#### [THE PROBLEM]
A single number is the answer here: how many lines below include "Acetylneuraminate"?

#### [INPUT DATA]
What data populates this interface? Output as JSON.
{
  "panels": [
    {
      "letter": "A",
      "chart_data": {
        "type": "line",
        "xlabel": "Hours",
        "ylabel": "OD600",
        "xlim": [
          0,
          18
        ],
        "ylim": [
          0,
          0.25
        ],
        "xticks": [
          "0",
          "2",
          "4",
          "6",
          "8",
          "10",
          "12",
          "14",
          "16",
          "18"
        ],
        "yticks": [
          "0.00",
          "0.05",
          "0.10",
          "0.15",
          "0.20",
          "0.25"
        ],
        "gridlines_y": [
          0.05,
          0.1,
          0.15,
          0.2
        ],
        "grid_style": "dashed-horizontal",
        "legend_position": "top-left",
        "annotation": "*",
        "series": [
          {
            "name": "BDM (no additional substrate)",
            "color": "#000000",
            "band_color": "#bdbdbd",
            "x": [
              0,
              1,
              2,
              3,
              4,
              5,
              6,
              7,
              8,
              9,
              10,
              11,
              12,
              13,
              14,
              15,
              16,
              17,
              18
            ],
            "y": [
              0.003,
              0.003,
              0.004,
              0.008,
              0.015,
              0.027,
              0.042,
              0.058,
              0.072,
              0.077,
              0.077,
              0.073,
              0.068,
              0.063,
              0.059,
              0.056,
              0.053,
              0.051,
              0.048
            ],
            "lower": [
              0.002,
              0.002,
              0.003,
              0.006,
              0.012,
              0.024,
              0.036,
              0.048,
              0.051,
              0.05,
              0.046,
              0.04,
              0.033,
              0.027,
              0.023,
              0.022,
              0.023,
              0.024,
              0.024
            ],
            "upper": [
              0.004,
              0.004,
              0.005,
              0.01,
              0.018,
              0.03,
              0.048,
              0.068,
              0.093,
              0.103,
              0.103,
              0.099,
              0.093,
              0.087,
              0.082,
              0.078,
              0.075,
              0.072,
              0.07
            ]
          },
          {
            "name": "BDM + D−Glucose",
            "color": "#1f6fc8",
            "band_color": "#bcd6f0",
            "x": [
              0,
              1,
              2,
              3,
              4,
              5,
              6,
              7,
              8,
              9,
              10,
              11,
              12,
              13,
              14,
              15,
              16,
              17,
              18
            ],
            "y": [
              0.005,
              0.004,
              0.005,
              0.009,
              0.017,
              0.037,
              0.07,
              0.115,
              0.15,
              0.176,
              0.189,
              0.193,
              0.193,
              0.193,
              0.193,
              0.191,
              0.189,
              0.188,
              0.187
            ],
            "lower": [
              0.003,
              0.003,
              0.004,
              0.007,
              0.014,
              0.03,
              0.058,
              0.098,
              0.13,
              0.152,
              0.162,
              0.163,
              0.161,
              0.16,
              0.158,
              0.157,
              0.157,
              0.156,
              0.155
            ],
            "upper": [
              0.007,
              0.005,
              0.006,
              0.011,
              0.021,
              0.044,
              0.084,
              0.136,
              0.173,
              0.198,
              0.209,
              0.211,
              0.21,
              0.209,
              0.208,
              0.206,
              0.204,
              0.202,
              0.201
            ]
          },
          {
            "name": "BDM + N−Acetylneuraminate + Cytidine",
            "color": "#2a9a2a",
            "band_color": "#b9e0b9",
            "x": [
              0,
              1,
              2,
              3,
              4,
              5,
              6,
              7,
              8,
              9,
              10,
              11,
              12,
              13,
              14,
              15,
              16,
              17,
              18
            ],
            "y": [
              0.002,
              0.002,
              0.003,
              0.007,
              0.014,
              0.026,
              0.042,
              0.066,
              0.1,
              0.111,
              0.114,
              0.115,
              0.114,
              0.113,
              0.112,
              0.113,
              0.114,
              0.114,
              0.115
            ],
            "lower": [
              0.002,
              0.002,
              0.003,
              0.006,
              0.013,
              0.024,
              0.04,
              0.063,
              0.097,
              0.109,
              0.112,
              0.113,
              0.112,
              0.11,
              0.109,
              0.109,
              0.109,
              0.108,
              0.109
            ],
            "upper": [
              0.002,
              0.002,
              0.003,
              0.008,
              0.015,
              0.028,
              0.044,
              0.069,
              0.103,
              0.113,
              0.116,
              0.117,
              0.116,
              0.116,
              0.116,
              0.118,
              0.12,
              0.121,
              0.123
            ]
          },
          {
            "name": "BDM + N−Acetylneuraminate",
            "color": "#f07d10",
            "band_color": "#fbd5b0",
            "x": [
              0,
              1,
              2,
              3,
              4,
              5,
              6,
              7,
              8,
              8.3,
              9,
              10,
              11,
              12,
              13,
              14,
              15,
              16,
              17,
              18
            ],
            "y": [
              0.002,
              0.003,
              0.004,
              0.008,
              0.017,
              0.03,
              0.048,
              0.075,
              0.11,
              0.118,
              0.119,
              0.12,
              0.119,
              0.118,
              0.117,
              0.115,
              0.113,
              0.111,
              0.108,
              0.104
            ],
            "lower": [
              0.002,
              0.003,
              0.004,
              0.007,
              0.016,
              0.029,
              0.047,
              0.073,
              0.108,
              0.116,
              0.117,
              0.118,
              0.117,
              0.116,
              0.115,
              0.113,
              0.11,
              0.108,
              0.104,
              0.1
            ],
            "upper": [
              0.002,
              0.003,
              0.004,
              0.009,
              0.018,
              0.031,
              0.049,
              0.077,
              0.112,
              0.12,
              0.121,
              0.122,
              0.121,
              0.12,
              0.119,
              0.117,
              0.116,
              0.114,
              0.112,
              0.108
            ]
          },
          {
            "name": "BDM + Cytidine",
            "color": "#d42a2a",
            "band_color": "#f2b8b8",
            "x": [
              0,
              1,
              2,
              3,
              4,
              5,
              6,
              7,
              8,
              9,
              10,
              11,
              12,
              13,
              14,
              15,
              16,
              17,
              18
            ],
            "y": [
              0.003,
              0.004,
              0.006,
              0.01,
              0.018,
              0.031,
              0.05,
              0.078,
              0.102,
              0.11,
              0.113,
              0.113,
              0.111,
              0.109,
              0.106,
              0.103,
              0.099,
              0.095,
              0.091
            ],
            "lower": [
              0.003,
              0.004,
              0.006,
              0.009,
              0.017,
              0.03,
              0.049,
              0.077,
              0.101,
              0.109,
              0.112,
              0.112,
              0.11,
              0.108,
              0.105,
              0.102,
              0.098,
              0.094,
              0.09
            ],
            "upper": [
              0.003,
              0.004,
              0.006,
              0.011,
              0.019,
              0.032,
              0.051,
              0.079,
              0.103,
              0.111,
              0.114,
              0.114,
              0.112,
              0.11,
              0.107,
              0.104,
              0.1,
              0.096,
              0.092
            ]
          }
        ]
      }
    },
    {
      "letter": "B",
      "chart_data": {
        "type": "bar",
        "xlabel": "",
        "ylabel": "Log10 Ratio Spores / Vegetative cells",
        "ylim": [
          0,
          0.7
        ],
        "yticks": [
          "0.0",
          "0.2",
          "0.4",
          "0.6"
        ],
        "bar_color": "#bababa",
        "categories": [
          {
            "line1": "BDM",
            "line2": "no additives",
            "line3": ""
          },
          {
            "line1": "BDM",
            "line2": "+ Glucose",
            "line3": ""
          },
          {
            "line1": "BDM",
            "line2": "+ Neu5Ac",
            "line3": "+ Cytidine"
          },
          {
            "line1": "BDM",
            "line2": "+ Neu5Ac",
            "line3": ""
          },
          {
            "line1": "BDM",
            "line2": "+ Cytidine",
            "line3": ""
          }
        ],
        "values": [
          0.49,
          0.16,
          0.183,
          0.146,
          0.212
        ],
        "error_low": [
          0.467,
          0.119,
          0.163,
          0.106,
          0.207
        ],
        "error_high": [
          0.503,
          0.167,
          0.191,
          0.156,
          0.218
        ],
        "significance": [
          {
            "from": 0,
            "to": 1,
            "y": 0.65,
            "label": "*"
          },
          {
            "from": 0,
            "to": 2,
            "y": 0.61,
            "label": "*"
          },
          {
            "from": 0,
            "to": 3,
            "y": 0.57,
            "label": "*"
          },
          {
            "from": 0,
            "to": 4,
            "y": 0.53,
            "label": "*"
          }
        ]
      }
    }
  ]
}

#### [TASK RESULT]
2